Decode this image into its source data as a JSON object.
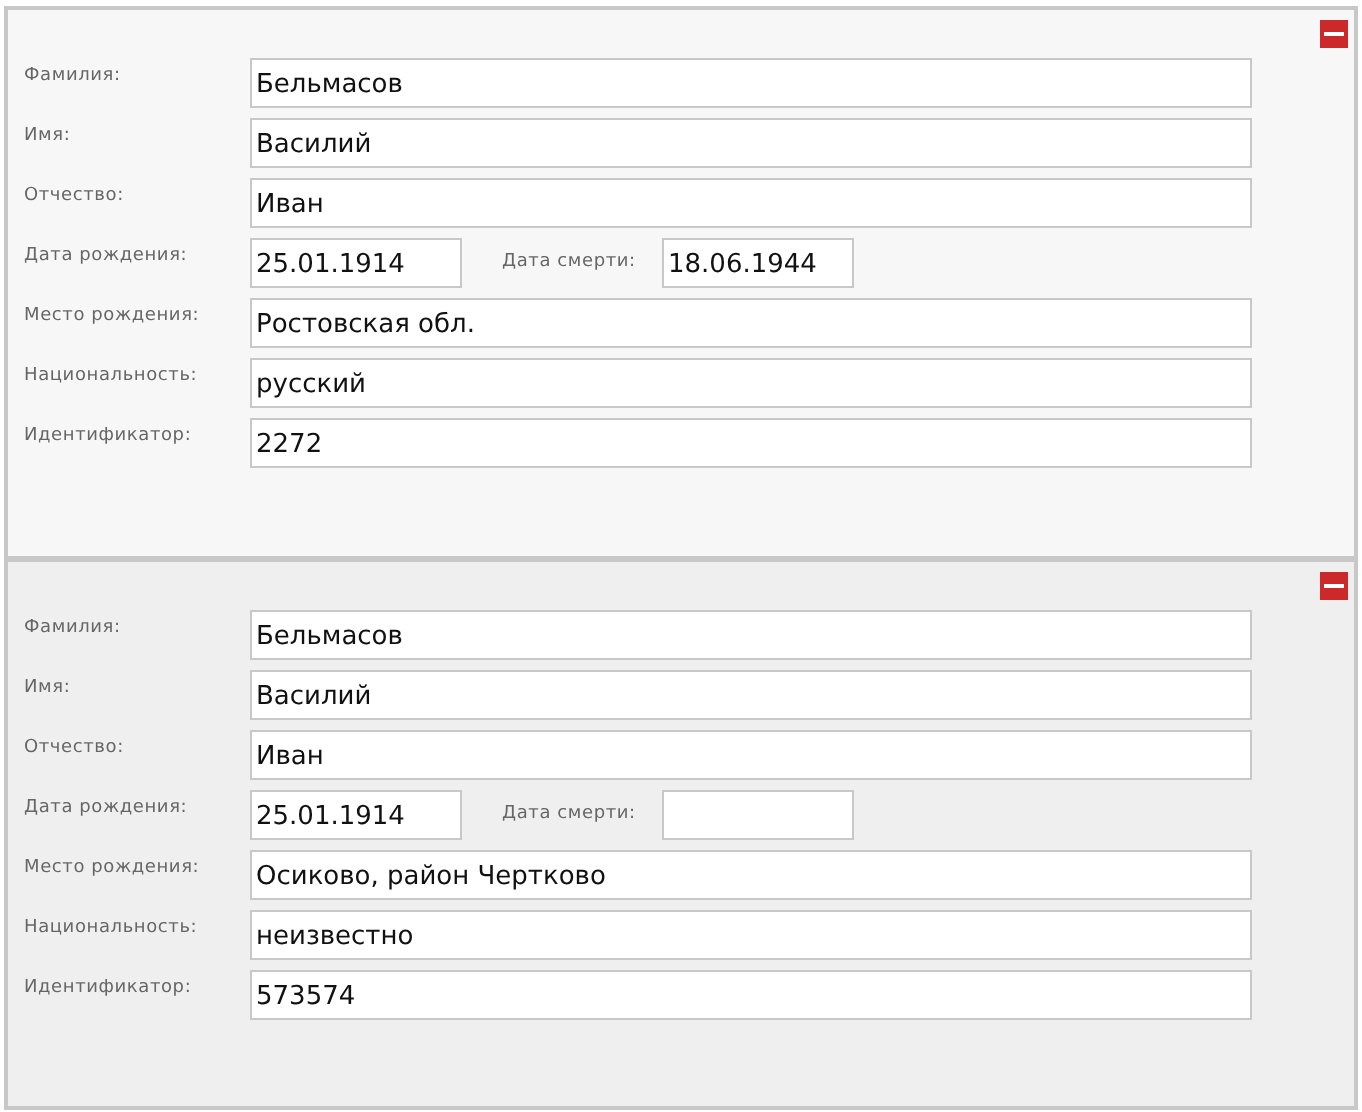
{
  "records": [
    {
      "rows": [
        {
          "kind": "text",
          "label": "Фамилия:",
          "value": "Бельмасов"
        },
        {
          "kind": "text",
          "label": "Имя:",
          "value": "Василий"
        },
        {
          "kind": "text",
          "label": "Отчество:",
          "value": "Иван"
        },
        {
          "kind": "dates",
          "label": "Дата рождения:",
          "value": "25.01.1914",
          "second_label": "Дата смерти:",
          "second_value": "18.06.1944"
        },
        {
          "kind": "text",
          "label": "Место рождения:",
          "value": "Ростовская обл."
        },
        {
          "kind": "text",
          "label": "Национальность:",
          "value": "русский"
        },
        {
          "kind": "text",
          "label": "Идентификатор:",
          "value": "2272"
        }
      ]
    },
    {
      "rows": [
        {
          "kind": "text",
          "label": "Фамилия:",
          "value": "Бельмасов"
        },
        {
          "kind": "text",
          "label": "Имя:",
          "value": "Василий"
        },
        {
          "kind": "text",
          "label": "Отчество:",
          "value": "Иван"
        },
        {
          "kind": "dates",
          "label": "Дата рождения:",
          "value": "25.01.1914",
          "second_label": "Дата смерти:"
        },
        {
          "kind": "text",
          "label": "Место рождения:",
          "value": "Осиково, район Чертково"
        },
        {
          "kind": "text",
          "label": "Национальность:",
          "value": "неизвестно"
        },
        {
          "kind": "text",
          "label": "Идентификатор:",
          "value": "573574"
        }
      ]
    }
  ]
}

=-=-=-=-=

Without the pictures, output the full listing exactly as it stands.

__Solution for this exercise__
Decode this image into its source data as a JSON object.
{
  "records": [
    {
      "rows": [
        {
          "kind": "text",
          "label": "Фамилия:",
          "value": "Бельмасов"
        },
        {
          "kind": "text",
          "label": "Имя:",
          "value": "Василий"
        },
        {
          "kind": "text",
          "label": "Отчество:",
          "value": "Иван"
        },
        {
          "kind": "dates",
          "label": "Дата рождения:",
          "value": "25.01.1914",
          "second_label": "Дата смерти:",
          "second_value": "18.06.1944"
        },
        {
          "kind": "text",
          "label": "Место рождения:",
          "value": "Ростовская обл."
        },
        {
          "kind": "text",
          "label": "Национальность:",
          "value": "русский"
        },
        {
          "kind": "text",
          "label": "Идентификатор:",
          "value": "2272"
        }
      ]
    },
    {
      "rows": [
        {
          "kind": "text",
          "label": "Фамилия:",
          "value": "Бельмасов"
        },
        {
          "kind": "text",
          "label": "Имя:",
          "value": "Василий"
        },
        {
          "kind": "text",
          "label": "Отчество:",
          "value": "Иван"
        },
        {
          "kind": "dates",
          "label": "Дата рождения:",
          "value": "25.01.1914",
          "second_label": "Дата смерти:"
        },
        {
          "kind": "text",
          "label": "Место рождения:",
          "value": "Осиково, район Чертково"
        },
        {
          "kind": "text",
          "label": "Национальность:",
          "value": "неизвестно"
        },
        {
          "kind": "text",
          "label": "Идентификатор:",
          "value": "573574"
        }
      ]
    }
  ]
}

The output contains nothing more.